* **Exercise instructions**:
Give the material again in full, matching it exactly.

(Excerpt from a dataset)
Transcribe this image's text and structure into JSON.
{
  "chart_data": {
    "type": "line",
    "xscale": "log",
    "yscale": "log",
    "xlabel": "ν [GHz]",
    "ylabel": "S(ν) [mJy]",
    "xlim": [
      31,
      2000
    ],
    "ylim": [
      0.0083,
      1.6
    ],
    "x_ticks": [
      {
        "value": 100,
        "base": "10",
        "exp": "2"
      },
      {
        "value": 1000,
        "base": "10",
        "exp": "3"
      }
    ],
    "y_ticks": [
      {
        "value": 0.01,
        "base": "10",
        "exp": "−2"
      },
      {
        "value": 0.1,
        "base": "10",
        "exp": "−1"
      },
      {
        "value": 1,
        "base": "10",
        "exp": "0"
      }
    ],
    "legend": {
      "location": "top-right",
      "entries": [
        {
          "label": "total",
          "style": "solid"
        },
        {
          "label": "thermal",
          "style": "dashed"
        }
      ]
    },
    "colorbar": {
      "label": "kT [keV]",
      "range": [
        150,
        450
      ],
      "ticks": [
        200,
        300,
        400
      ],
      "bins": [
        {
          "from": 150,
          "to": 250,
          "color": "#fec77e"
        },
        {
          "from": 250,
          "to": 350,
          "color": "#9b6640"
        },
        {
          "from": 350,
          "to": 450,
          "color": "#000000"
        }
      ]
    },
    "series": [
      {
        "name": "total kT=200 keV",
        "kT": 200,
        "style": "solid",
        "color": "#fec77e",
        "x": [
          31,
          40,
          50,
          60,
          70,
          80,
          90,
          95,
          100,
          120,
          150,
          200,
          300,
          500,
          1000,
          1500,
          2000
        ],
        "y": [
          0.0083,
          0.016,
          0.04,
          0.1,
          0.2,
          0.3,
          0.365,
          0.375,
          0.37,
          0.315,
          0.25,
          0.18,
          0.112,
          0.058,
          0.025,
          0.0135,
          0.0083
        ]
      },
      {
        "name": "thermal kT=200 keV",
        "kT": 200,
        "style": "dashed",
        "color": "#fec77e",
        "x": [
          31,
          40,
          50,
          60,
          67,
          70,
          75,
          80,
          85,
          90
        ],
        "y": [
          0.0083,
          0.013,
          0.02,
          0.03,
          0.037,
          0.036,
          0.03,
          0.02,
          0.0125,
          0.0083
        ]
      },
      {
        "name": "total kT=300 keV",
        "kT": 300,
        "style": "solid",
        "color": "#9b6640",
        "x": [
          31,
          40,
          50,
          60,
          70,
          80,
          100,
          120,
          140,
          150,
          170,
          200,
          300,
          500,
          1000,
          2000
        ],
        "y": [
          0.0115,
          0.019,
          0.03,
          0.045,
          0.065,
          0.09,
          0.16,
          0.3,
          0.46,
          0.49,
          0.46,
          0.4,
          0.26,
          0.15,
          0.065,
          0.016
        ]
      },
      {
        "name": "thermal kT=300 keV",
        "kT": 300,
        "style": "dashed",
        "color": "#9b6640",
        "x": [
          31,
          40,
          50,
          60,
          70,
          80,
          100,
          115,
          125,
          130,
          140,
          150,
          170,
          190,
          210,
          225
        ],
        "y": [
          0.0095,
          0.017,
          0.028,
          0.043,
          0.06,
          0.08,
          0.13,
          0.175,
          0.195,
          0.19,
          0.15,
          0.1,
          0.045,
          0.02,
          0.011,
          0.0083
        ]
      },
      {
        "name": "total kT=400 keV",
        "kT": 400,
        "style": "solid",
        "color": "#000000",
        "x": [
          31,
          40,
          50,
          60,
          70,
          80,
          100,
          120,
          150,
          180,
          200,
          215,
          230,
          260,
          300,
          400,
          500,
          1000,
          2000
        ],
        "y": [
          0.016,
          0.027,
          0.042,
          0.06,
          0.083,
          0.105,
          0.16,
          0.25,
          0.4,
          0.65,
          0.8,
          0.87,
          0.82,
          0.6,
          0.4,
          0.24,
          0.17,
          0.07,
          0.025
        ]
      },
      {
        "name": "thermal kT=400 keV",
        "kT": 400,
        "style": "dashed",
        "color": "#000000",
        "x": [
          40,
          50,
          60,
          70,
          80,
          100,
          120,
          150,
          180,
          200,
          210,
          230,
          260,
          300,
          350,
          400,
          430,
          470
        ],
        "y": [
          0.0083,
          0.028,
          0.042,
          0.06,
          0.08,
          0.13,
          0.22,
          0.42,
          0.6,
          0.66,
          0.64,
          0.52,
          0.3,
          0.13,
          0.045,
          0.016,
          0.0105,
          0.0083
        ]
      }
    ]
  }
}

* **Expected output**:
Transcribe this image's text and structure into JSON.
{
  "chart_data": {
    "type": "line",
    "xscale": "log",
    "yscale": "log",
    "xlabel": "ν [GHz]",
    "ylabel": "S(ν) [mJy]",
    "xlim": [
      31,
      2000
    ],
    "ylim": [
      0.0083,
      1.6
    ],
    "x_ticks": [
      {
        "value": 100,
        "base": "10",
        "exp": "2"
      },
      {
        "value": 1000,
        "base": "10",
        "exp": "3"
      }
    ],
    "y_ticks": [
      {
        "value": 0.01,
        "base": "10",
        "exp": "−2"
      },
      {
        "value": 0.1,
        "base": "10",
        "exp": "−1"
      },
      {
        "value": 1,
        "base": "10",
        "exp": "0"
      }
    ],
    "legend": {
      "location": "top-right",
      "entries": [
        {
          "label": "total",
          "style": "solid"
        },
        {
          "label": "thermal",
          "style": "dashed"
        }
      ]
    },
    "colorbar": {
      "label": "kT [keV]",
      "range": [
        150,
        450
      ],
      "ticks": [
        200,
        300,
        400
      ],
      "bins": [
        {
          "from": 150,
          "to": 250,
          "color": "#fec77e"
        },
        {
          "from": 250,
          "to": 350,
          "color": "#9b6640"
        },
        {
          "from": 350,
          "to": 450,
          "color": "#000000"
        }
      ]
    },
    "series": [
      {
        "name": "total kT=200 keV",
        "kT": 200,
        "style": "solid",
        "color": "#fec77e",
        "x": [
          31,
          40,
          50,
          60,
          70,
          80,
          90,
          95,
          100,
          120,
          150,
          200,
          300,
          500,
          1000,
          1500,
          2000
        ],
        "y": [
          0.0083,
          0.016,
          0.04,
          0.1,
          0.2,
          0.3,
          0.365,
          0.375,
          0.37,
          0.315,
          0.25,
          0.18,
          0.112,
          0.058,
          0.025,
          0.0135,
          0.0083
        ]
      },
      {
        "name": "thermal kT=200 keV",
        "kT": 200,
        "style": "dashed",
        "color": "#fec77e",
        "x": [
          31,
          40,
          50,
          60,
          67,
          70,
          75,
          80,
          85,
          90
        ],
        "y": [
          0.0083,
          0.013,
          0.02,
          0.03,
          0.037,
          0.036,
          0.03,
          0.02,
          0.0125,
          0.0083
        ]
      },
      {
        "name": "total kT=300 keV",
        "kT": 300,
        "style": "solid",
        "color": "#9b6640",
        "x": [
          31,
          40,
          50,
          60,
          70,
          80,
          100,
          120,
          140,
          150,
          170,
          200,
          300,
          500,
          1000,
          2000
        ],
        "y": [
          0.0115,
          0.019,
          0.03,
          0.045,
          0.065,
          0.09,
          0.16,
          0.3,
          0.46,
          0.49,
          0.46,
          0.4,
          0.26,
          0.15,
          0.065,
          0.016
        ]
      },
      {
        "name": "thermal kT=300 keV",
        "kT": 300,
        "style": "dashed",
        "color": "#9b6640",
        "x": [
          31,
          40,
          50,
          60,
          70,
          80,
          100,
          115,
          125,
          130,
          140,
          150,
          170,
          190,
          210,
          225
        ],
        "y": [
          0.0095,
          0.017,
          0.028,
          0.043,
          0.06,
          0.08,
          0.13,
          0.175,
          0.195,
          0.19,
          0.15,
          0.1,
          0.045,
          0.02,
          0.011,
          0.0083
        ]
      },
      {
        "name": "total kT=400 keV",
        "kT": 400,
        "style": "solid",
        "color": "#000000",
        "x": [
          31,
          40,
          50,
          60,
          70,
          80,
          100,
          120,
          150,
          180,
          200,
          215,
          230,
          260,
          300,
          400,
          500,
          1000,
          2000
        ],
        "y": [
          0.016,
          0.027,
          0.042,
          0.06,
          0.083,
          0.105,
          0.16,
          0.25,
          0.4,
          0.65,
          0.8,
          0.87,
          0.82,
          0.6,
          0.4,
          0.24,
          0.17,
          0.07,
          0.025
        ]
      },
      {
        "name": "thermal kT=400 keV",
        "kT": 400,
        "style": "dashed",
        "color": "#000000",
        "x": [
          40,
          50,
          60,
          70,
          80,
          100,
          120,
          150,
          180,
          200,
          210,
          230,
          260,
          300,
          350,
          400,
          430,
          470
        ],
        "y": [
          0.0083,
          0.028,
          0.042,
          0.06,
          0.08,
          0.13,
          0.22,
          0.42,
          0.6,
          0.66,
          0.64,
          0.52,
          0.3,
          0.13,
          0.045,
          0.016,
          0.0105,
          0.0083
        ]
      }
    ]
  }
}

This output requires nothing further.